Task goal: Extract all lines containing "участковой".

-- Supplied records start --

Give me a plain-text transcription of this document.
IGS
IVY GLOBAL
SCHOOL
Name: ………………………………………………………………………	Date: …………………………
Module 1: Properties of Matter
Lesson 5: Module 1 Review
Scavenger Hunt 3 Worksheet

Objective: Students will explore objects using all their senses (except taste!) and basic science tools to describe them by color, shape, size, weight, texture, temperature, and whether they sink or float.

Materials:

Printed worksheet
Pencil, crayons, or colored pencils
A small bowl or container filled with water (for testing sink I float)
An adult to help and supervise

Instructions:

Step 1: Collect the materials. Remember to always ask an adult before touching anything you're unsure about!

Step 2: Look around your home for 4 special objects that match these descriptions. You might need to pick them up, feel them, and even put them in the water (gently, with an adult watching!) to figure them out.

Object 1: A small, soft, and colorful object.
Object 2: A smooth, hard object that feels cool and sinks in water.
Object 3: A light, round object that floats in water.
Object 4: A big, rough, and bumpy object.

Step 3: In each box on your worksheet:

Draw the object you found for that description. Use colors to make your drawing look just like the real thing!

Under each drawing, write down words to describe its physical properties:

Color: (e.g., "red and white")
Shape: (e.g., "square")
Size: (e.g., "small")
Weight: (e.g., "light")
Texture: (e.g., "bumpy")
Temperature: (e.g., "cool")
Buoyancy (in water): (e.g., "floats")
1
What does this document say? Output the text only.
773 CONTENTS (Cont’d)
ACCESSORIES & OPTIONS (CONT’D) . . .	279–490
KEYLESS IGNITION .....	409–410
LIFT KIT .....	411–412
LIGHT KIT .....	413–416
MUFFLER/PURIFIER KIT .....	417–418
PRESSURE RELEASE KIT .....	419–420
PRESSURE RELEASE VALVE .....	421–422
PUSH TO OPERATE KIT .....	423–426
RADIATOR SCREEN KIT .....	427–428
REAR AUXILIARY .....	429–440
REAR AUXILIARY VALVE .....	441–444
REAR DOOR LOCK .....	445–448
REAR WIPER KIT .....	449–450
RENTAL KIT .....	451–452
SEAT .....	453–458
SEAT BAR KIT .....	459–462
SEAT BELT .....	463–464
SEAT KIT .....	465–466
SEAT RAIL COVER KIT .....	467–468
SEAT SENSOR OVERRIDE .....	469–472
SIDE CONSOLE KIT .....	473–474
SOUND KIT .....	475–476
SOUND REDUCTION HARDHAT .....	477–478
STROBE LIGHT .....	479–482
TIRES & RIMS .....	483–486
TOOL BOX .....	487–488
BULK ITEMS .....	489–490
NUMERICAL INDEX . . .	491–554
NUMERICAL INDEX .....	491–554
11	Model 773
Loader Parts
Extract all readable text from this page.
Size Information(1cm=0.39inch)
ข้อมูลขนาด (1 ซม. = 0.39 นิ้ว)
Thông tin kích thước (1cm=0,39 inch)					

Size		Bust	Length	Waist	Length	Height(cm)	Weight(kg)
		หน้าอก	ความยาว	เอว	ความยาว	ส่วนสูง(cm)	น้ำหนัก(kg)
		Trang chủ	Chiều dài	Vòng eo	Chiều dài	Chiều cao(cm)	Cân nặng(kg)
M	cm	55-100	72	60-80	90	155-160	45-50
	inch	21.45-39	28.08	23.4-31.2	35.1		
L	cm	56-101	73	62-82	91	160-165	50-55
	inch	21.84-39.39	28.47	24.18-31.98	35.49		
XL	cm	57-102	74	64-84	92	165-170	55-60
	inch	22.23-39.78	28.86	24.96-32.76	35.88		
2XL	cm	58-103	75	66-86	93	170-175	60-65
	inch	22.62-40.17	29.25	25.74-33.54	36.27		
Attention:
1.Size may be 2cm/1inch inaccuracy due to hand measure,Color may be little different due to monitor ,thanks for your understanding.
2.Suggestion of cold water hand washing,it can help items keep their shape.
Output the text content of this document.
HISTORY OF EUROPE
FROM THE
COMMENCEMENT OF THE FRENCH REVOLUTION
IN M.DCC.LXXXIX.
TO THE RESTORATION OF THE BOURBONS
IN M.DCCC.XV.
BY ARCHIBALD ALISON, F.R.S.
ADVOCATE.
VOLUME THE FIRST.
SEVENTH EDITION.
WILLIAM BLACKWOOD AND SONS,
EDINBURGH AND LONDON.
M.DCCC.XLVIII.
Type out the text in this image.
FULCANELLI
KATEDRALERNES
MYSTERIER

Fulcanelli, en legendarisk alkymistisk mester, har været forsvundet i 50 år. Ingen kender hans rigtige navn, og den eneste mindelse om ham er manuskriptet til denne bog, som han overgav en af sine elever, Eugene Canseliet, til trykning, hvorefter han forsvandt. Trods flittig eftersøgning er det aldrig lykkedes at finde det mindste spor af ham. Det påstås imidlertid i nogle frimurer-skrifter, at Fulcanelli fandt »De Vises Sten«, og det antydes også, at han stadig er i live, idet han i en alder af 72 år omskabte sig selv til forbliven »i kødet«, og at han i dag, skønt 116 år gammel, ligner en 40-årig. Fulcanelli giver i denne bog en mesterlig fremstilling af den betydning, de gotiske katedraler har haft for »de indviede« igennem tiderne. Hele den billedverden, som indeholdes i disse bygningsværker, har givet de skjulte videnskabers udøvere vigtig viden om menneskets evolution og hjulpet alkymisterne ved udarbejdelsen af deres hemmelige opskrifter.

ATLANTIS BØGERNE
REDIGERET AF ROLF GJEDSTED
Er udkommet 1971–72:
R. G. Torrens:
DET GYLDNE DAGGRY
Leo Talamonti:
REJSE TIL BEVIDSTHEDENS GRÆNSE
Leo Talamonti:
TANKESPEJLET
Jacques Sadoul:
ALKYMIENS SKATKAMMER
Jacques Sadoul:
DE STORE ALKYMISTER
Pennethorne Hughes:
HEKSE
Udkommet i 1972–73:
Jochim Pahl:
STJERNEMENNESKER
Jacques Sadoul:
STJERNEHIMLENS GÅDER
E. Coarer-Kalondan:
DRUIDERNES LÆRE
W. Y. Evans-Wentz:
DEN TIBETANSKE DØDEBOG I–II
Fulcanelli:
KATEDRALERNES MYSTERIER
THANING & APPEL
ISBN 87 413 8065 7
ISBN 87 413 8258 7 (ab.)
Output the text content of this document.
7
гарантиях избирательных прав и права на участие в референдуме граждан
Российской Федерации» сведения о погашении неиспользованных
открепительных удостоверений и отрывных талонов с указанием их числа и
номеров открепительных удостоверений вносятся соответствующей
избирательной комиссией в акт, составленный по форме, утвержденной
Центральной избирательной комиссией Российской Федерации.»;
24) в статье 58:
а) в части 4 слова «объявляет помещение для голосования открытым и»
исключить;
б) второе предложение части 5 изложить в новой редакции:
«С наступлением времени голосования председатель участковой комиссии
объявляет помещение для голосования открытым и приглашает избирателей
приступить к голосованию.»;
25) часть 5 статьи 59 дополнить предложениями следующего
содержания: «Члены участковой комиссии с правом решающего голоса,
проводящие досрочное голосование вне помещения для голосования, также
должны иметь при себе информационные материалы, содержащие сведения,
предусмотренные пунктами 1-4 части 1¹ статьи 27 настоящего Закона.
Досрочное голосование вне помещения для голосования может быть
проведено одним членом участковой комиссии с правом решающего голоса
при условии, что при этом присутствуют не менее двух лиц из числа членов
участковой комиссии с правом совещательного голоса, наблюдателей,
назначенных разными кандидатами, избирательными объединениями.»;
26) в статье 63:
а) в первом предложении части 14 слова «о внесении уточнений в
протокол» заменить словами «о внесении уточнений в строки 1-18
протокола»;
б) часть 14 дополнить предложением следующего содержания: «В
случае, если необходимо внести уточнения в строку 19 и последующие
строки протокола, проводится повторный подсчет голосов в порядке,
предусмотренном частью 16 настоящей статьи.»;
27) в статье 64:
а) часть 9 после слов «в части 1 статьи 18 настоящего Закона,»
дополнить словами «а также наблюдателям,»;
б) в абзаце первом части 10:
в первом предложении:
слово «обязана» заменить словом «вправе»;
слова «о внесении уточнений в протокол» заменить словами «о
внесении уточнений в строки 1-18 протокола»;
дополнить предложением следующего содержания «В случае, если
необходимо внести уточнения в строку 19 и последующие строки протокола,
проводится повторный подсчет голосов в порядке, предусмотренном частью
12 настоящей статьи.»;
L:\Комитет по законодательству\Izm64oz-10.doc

-- Supplied records end --

Reply:
«С наступлением времени голосования председатель участковой комиссии
содержания: «Члены участковой комиссии с правом решающего голоса,
проведено одним членом участковой комиссии с правом решающего голоса
участковой комиссии с правом совещательного голоса, наблюдателей,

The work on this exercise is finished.